>> Begin

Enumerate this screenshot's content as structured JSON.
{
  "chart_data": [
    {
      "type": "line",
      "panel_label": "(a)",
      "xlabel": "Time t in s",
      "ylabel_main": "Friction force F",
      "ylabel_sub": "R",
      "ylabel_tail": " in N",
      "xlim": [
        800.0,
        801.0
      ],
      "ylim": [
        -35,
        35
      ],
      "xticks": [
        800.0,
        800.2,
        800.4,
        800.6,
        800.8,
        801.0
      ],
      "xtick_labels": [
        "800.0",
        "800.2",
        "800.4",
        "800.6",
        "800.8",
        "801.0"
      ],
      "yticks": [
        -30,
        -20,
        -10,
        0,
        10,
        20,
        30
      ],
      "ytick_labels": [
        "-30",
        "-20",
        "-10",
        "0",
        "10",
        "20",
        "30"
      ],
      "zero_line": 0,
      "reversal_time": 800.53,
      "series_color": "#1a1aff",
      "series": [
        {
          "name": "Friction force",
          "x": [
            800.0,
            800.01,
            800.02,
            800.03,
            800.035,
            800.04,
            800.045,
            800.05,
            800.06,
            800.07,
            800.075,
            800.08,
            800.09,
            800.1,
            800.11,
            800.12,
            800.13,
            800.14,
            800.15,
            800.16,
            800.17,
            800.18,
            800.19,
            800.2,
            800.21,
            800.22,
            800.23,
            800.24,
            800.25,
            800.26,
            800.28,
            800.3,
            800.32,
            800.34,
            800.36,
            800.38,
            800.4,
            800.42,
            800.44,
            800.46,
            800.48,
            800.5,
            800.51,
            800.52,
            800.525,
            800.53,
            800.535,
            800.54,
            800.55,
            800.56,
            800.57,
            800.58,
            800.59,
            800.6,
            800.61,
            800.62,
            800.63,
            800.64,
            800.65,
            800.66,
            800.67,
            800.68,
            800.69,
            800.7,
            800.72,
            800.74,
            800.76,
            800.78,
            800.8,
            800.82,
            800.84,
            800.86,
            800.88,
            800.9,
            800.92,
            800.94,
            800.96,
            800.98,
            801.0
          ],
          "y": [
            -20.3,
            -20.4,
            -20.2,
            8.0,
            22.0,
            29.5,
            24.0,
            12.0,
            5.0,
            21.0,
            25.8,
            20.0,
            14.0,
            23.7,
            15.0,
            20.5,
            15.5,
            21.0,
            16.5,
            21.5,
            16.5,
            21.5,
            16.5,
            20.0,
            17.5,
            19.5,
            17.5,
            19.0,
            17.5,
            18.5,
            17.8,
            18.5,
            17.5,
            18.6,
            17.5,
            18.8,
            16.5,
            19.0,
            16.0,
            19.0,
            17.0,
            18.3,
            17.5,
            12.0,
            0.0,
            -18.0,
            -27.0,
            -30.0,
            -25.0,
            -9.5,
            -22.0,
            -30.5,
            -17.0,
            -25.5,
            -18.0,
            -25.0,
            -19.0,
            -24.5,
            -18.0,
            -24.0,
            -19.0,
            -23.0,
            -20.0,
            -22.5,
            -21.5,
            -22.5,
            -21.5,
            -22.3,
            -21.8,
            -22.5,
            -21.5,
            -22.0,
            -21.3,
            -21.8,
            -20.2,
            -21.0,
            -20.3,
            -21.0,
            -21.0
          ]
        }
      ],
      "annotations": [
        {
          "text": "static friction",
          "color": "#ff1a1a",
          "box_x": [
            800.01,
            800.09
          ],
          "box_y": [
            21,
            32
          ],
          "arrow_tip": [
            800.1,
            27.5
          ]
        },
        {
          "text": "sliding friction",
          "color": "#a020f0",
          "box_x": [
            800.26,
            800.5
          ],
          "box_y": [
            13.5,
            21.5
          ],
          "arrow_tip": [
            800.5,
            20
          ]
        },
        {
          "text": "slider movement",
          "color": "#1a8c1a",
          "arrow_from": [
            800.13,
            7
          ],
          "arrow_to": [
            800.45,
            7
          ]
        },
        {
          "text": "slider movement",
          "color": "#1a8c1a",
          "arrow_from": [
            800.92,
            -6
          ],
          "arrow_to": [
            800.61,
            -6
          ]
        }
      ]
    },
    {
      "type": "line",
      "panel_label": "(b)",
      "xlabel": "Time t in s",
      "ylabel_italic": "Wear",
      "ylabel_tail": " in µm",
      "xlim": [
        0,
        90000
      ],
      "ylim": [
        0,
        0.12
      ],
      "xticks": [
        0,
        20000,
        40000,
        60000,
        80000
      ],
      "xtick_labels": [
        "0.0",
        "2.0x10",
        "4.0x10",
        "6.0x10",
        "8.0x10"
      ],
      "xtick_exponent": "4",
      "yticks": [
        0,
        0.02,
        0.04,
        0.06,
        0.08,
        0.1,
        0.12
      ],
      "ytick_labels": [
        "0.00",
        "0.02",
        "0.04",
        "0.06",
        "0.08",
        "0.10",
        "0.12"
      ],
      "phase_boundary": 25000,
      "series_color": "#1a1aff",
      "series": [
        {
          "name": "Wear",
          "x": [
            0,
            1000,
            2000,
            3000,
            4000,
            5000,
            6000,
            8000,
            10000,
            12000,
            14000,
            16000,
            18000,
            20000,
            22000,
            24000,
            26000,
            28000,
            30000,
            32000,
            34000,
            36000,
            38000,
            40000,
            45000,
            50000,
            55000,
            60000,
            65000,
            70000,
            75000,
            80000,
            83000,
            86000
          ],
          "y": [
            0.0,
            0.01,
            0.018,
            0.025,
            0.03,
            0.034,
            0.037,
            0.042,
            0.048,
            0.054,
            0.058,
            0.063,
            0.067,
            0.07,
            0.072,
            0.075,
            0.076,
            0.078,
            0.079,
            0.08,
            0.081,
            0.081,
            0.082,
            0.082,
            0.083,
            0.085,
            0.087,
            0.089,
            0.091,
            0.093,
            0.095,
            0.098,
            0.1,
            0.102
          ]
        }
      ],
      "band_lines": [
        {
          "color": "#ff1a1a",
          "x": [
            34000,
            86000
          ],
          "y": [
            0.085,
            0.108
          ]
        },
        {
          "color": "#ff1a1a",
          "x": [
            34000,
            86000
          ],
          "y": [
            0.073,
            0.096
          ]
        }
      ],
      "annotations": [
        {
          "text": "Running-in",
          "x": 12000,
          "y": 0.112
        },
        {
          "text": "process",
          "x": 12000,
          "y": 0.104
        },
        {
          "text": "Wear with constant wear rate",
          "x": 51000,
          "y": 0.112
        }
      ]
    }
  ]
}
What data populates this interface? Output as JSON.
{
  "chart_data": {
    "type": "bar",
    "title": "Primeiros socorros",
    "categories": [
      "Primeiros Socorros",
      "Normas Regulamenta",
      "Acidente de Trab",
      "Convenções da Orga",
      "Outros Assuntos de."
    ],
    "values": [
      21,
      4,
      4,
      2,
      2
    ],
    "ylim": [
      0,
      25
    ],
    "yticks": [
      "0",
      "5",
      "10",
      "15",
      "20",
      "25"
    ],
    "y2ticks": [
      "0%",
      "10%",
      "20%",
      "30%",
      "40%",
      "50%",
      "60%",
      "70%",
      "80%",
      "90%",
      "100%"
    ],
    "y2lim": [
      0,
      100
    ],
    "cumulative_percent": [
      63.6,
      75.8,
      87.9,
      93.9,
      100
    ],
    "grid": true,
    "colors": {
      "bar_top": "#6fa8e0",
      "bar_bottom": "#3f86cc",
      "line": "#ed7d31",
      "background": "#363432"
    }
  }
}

>> End

= INSTRUCTION =
List the lines of the material in which the word "text" occurs.

= ANSWER FOR THE TASK =
          "text": "static friction",
          "text": "sliding friction",
          "text": "slider movement",
          "text": "slider movement",
          "text": "Running-in",
          "text": "process",
          "text": "Wear with constant wear rate",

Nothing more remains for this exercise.